**Wat gevraagd wordt:** Neem alle onderstaande gegevens regel voor regel en zonder enige wijziging over.

**Gegevens met gelabelde kaders:**
==========
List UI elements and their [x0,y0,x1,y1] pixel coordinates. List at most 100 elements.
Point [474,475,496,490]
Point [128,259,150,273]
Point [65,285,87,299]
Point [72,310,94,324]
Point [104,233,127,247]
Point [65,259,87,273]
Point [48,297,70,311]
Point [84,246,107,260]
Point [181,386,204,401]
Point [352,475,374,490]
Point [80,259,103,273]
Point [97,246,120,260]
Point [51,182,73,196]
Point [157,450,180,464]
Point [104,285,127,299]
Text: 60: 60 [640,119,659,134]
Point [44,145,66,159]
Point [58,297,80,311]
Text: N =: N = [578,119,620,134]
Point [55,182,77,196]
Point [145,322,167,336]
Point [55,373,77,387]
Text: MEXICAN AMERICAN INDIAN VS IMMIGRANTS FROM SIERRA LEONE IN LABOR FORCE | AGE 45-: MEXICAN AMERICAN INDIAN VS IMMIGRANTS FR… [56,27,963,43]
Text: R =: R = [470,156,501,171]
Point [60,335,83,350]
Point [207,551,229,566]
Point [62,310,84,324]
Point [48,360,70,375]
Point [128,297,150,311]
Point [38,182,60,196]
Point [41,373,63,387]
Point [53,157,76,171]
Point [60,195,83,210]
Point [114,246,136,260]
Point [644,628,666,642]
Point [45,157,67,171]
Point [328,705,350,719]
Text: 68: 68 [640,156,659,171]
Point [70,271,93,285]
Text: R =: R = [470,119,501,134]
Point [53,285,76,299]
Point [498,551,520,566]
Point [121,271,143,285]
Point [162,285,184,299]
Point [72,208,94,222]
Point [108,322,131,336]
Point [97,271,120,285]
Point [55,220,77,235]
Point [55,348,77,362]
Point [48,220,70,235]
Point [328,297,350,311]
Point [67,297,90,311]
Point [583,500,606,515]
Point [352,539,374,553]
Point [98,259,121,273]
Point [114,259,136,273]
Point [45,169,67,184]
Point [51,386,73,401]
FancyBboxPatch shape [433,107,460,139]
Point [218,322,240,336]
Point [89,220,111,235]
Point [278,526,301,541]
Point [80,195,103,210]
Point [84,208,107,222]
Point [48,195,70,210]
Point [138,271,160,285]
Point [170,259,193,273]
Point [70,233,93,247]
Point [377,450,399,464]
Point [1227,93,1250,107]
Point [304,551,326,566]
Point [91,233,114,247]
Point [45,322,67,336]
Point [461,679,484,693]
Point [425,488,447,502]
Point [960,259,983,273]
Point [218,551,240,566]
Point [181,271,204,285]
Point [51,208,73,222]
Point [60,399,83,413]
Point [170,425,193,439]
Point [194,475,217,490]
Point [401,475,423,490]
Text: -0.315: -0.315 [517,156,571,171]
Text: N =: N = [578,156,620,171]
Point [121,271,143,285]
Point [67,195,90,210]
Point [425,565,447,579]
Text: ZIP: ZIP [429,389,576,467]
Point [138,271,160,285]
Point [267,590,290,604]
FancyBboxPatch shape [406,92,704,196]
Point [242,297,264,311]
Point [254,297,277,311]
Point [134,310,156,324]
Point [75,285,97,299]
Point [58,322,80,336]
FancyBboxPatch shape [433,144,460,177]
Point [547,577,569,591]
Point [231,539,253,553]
==========
**De uitvoer:**
List UI elements and their [x0,y0,x1,y1] pixel coordinates. List at most 100 elements.
Point [474,475,496,490]
Point [128,259,150,273]
Point [65,285,87,299]
Point [72,310,94,324]
Point [104,233,127,247]
Point [65,259,87,273]
Point [48,297,70,311]
Point [84,246,107,260]
Point [181,386,204,401]
Point [352,475,374,490]
Point [80,259,103,273]
Point [97,246,120,260]
Point [51,182,73,196]
Point [157,450,180,464]
Point [104,285,127,299]
Text: 60: 60 [640,119,659,134]
Point [44,145,66,159]
Point [58,297,80,311]
Text: N =: N = [578,119,620,134]
Point [55,182,77,196]
Point [145,322,167,336]
Point [55,373,77,387]
Text: MEXICAN AMERICAN INDIAN VS IMMIGRANTS FROM SIERRA LEONE IN LABOR FORCE | AGE 45-: MEXICAN AMERICAN INDIAN VS IMMIGRANTS FR… [56,27,963,43]
Text: R =: R = [470,156,501,171]
Point [60,335,83,350]
Point [207,551,229,566]
Point [62,310,84,324]
Point [48,360,70,375]
Point [128,297,150,311]
Point [38,182,60,196]
Point [41,373,63,387]
Point [53,157,76,171]
Point [60,195,83,210]
Point [114,246,136,260]
Point [644,628,666,642]
Point [45,157,67,171]
Point [328,705,350,719]
Text: 68: 68 [640,156,659,171]
Point [70,271,93,285]
Text: R =: R = [470,119,501,134]
Point [53,285,76,299]
Point [498,551,520,566]
Point [121,271,143,285]
Point [162,285,184,299]
Point [72,208,94,222]
Point [108,322,131,336]
Point [97,271,120,285]
Point [55,220,77,235]
Point [55,348,77,362]
Point [48,220,70,235]
Point [328,297,350,311]
Point [67,297,90,311]
Point [583,500,606,515]
Point [352,539,374,553]
Point [98,259,121,273]
Point [114,259,136,273]
Point [45,169,67,184]
Point [51,386,73,401]
FancyBboxPatch shape [433,107,460,139]
Point [218,322,240,336]
Point [89,220,111,235]
Point [278,526,301,541]
Point [80,195,103,210]
Point [84,208,107,222]
Point [48,195,70,210]
Point [138,271,160,285]
Point [170,259,193,273]
Point [70,233,93,247]
Point [377,450,399,464]
Point [1227,93,1250,107]
Point [304,551,326,566]
Point [91,233,114,247]
Point [45,322,67,336]
Point [461,679,484,693]
Point [425,488,447,502]
Point [960,259,983,273]
Point [218,551,240,566]
Point [181,271,204,285]
Point [51,208,73,222]
Point [60,399,83,413]
Point [170,425,193,439]
Point [194,475,217,490]
Point [401,475,423,490]
Text: -0.315: -0.315 [517,156,571,171]
Text: N =: N = [578,156,620,171]
Point [121,271,143,285]
Point [67,195,90,210]
Point [425,565,447,579]
Text: ZIP: ZIP [429,389,576,467]
Point [138,271,160,285]
Point [267,590,290,604]
FancyBboxPatch shape [406,92,704,196]
Point [242,297,264,311]
Point [254,297,277,311]
Point [134,310,156,324]
Point [75,285,97,299]
Point [58,322,80,336]
FancyBboxPatch shape [433,144,460,177]
Point [547,577,569,591]
Point [231,539,253,553]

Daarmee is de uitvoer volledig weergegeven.